▶ **What to work on**
Lift out all lines below that contain "Societe".
## Start
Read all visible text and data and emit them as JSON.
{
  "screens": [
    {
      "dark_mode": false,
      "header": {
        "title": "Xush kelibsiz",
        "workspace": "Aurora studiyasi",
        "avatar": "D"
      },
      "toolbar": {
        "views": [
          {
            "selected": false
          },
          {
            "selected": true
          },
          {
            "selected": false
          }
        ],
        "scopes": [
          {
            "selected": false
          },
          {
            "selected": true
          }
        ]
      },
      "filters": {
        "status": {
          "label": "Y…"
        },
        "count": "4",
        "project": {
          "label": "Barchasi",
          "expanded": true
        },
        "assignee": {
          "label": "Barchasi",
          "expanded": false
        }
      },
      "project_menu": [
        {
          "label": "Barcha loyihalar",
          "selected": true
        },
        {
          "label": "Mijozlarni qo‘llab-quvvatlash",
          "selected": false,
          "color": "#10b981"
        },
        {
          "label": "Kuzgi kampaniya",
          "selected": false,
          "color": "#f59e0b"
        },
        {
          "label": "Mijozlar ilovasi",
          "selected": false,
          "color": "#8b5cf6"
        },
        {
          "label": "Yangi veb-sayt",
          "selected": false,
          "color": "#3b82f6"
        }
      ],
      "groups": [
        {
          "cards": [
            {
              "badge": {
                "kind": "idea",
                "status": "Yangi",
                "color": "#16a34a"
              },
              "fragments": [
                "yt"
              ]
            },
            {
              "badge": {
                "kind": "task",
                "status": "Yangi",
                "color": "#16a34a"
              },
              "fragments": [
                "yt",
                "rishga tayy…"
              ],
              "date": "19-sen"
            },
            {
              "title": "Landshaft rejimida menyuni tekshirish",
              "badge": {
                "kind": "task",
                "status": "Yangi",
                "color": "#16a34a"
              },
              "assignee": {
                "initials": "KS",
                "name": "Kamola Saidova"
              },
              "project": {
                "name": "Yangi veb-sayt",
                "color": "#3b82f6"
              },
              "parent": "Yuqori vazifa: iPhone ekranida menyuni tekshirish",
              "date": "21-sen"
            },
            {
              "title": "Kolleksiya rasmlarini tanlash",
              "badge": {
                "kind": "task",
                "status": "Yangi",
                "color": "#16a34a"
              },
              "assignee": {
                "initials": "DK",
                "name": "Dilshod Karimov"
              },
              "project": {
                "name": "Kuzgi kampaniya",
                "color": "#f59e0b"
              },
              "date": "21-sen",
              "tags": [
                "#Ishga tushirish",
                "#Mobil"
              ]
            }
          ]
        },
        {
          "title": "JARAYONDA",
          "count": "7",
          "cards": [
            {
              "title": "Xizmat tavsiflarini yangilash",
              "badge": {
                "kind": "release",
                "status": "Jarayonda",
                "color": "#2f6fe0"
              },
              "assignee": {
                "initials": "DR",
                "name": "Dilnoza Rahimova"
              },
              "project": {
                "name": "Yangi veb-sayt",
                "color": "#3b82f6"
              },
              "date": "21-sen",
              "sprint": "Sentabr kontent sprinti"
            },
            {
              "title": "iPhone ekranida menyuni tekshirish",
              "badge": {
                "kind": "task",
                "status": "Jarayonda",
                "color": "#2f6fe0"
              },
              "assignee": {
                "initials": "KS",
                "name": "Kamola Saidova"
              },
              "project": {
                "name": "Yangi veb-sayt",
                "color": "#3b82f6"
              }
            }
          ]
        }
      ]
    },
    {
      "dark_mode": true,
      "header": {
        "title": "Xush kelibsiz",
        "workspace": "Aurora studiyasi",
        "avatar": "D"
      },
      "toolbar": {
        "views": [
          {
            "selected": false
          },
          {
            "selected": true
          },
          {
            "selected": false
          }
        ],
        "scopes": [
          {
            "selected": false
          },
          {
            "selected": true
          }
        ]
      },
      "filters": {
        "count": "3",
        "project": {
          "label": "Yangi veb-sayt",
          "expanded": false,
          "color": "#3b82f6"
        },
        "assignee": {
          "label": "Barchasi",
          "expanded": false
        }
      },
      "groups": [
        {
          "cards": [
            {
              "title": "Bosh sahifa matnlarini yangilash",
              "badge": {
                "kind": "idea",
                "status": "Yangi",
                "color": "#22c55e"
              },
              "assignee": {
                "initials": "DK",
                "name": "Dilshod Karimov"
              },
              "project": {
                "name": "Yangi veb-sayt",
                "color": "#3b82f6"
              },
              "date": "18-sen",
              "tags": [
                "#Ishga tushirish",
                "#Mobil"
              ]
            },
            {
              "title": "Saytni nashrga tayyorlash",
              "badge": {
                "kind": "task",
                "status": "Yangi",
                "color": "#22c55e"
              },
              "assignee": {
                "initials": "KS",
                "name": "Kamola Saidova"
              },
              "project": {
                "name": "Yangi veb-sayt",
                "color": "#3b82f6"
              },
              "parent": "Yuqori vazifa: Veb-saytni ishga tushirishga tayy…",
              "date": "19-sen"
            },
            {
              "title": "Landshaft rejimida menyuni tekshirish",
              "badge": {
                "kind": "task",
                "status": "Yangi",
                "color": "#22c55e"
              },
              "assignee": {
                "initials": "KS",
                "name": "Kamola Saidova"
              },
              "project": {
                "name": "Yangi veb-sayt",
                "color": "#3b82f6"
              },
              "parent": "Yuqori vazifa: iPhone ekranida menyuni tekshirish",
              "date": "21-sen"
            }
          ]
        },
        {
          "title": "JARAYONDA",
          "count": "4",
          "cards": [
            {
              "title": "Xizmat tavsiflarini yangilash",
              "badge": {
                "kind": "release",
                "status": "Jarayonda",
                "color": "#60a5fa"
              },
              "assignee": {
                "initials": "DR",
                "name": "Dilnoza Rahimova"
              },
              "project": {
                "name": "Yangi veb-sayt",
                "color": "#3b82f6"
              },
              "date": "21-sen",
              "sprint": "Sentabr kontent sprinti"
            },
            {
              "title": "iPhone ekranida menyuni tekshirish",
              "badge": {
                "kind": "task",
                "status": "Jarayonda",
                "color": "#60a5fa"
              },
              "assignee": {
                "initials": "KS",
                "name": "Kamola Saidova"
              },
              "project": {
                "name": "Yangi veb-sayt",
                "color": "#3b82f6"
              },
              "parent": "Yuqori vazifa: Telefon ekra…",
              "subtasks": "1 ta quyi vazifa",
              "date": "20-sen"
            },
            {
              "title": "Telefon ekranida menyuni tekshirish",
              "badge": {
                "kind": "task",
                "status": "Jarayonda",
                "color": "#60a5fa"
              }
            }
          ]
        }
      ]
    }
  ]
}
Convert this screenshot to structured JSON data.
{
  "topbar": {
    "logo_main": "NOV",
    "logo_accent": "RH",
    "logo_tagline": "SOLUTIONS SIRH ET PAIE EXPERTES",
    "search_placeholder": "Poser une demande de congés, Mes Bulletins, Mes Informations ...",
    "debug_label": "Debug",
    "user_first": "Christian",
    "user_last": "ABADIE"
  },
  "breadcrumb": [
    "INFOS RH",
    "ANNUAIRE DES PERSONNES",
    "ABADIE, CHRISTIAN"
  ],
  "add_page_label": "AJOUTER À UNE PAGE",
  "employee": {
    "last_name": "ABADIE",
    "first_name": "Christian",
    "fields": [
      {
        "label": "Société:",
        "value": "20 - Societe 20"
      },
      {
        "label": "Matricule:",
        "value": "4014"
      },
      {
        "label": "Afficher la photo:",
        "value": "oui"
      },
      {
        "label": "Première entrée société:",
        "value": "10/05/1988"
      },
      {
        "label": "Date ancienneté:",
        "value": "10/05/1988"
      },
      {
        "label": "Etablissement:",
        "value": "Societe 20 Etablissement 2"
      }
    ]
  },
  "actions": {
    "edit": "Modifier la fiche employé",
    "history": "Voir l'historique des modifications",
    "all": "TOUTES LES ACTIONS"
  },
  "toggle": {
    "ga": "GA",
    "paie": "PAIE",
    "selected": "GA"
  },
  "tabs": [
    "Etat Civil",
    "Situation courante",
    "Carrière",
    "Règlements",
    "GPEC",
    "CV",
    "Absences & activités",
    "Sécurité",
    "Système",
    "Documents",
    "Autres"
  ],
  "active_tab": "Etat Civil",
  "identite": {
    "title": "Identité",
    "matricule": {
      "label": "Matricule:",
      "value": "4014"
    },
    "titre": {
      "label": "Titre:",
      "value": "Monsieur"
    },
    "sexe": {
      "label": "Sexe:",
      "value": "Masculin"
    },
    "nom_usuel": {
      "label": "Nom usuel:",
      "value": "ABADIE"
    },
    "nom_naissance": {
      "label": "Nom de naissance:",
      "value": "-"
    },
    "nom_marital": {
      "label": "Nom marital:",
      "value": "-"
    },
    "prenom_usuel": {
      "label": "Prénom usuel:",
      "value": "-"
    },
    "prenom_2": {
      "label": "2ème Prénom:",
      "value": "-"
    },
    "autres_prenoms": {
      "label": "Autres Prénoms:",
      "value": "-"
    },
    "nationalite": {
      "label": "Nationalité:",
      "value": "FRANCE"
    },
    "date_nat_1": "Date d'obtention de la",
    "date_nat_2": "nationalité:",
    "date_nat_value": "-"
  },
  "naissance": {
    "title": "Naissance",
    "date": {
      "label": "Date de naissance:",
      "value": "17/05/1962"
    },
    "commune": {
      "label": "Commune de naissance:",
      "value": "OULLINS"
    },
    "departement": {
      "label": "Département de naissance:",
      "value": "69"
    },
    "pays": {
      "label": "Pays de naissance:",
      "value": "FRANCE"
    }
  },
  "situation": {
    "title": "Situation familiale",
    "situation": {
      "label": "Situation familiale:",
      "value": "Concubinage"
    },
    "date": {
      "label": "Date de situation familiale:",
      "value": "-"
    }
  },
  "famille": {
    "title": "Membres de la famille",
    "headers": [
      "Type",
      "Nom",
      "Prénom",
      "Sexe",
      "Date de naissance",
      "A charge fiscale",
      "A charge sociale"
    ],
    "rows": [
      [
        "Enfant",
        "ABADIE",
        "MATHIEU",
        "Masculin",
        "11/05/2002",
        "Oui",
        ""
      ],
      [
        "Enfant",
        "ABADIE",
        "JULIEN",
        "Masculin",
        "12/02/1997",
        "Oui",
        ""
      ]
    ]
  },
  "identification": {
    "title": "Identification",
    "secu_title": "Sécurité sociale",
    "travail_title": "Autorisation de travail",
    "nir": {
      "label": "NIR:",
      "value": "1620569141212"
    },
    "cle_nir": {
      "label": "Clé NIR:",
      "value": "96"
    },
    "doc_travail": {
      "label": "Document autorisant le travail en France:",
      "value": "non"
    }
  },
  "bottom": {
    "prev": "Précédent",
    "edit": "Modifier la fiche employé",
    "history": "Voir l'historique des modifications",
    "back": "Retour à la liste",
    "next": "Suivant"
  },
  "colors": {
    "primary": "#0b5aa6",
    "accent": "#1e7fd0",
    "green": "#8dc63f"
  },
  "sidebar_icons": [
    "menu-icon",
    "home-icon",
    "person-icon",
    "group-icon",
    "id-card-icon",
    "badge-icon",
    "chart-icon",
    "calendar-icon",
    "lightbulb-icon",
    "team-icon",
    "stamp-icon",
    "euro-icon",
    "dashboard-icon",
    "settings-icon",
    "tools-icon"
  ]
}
## End
▶ **Output of the task**
        "value": "20 - Societe 20"
        "value": "Societe 20 Etablissement 2"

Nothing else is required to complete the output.